* _Written request_: Your answer should be a single number: the count of lines holding the word "image".

* _Data to process_:
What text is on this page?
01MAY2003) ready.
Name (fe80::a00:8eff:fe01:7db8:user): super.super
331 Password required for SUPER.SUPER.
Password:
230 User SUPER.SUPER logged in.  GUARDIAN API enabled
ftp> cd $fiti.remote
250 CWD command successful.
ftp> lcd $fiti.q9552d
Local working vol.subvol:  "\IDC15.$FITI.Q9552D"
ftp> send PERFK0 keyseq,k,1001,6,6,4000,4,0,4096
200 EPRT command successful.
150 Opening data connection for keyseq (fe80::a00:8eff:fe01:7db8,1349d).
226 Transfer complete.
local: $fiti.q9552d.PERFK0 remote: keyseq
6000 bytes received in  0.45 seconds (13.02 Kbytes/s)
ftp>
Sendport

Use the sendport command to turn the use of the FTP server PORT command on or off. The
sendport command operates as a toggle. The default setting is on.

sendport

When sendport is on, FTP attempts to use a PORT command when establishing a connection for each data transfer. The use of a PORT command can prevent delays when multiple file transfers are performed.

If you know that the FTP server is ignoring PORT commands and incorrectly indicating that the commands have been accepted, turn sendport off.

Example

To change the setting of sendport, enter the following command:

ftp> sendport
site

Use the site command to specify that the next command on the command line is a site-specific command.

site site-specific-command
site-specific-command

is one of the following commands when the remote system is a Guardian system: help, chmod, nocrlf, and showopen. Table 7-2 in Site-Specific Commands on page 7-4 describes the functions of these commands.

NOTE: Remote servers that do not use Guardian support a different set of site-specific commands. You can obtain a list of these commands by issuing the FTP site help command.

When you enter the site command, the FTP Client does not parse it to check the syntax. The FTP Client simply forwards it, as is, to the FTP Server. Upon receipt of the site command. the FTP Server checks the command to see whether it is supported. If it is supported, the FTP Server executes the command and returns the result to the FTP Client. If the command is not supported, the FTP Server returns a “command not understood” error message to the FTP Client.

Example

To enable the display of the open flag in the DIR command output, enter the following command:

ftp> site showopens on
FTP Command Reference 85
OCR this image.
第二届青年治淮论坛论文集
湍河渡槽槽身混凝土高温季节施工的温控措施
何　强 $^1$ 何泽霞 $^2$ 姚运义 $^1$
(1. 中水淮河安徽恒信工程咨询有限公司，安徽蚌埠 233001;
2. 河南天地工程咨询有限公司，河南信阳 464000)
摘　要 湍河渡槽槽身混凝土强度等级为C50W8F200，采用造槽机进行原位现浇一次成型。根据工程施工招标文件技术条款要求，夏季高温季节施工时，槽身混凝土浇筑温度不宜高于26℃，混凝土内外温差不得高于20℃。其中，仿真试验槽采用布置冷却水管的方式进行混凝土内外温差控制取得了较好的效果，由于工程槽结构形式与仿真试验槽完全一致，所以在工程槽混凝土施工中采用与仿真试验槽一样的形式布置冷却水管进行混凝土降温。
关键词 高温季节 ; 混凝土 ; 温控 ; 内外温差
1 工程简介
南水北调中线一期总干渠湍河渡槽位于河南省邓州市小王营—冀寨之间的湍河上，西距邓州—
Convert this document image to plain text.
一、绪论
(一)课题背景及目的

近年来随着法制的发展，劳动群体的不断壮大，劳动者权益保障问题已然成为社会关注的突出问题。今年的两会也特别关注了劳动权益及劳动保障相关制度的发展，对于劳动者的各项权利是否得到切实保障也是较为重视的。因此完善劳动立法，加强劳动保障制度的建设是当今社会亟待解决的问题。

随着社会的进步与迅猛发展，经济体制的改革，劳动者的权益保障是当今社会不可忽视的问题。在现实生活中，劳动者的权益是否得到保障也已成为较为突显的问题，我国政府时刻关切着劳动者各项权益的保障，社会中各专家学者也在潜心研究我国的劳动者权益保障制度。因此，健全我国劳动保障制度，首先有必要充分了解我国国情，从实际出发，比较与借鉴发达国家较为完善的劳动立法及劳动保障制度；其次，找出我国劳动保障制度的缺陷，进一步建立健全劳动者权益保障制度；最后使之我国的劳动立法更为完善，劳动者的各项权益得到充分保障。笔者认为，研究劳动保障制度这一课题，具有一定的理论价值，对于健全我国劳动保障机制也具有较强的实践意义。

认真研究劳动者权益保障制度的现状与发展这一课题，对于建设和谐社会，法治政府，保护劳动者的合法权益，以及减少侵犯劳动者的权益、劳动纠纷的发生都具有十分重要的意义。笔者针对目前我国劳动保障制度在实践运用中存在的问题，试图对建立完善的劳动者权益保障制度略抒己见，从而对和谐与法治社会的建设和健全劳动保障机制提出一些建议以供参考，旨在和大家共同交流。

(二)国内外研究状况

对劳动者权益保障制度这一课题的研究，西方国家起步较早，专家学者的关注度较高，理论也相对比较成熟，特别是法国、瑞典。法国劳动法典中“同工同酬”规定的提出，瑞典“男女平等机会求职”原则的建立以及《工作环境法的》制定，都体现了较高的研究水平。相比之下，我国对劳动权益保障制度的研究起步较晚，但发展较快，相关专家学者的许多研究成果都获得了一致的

* * *

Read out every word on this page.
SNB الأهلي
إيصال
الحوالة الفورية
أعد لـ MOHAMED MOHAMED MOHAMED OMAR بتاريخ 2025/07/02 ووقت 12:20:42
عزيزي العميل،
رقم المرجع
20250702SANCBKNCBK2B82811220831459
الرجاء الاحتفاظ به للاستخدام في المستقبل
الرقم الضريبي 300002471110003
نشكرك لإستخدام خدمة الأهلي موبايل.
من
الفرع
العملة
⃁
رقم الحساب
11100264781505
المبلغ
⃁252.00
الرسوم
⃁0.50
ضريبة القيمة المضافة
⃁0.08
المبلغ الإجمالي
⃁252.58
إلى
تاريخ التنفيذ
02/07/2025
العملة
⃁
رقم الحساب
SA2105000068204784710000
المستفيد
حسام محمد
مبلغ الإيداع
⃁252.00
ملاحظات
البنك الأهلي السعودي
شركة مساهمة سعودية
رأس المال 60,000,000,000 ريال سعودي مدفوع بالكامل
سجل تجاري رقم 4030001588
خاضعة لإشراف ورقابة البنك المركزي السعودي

* * *

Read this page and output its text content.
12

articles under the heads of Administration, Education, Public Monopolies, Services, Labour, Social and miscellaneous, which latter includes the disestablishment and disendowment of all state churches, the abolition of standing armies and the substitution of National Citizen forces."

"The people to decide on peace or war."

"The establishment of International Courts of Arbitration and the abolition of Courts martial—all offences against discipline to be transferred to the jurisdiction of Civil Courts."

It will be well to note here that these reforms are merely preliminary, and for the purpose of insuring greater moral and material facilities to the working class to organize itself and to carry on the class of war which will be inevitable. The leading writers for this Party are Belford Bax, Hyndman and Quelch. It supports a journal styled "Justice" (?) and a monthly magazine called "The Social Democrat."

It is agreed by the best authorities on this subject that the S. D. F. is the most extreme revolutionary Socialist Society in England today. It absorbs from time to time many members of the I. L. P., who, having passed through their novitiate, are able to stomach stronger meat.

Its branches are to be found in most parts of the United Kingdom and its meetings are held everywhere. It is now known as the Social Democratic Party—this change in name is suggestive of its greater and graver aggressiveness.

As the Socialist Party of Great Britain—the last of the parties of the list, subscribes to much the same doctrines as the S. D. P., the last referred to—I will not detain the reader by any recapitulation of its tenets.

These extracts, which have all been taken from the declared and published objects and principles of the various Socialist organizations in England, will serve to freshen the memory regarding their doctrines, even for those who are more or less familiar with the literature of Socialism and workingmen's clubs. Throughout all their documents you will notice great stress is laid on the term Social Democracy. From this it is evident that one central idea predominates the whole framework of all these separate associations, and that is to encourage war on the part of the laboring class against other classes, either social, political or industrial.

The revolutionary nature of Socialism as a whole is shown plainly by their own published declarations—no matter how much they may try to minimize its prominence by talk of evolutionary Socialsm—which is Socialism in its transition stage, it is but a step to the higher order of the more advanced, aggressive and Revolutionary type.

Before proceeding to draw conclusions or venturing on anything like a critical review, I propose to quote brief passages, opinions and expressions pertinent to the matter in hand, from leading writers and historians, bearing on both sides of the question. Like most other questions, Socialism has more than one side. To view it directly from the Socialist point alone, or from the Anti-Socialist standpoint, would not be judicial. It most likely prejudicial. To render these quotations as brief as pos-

* _Solved exercise_: 2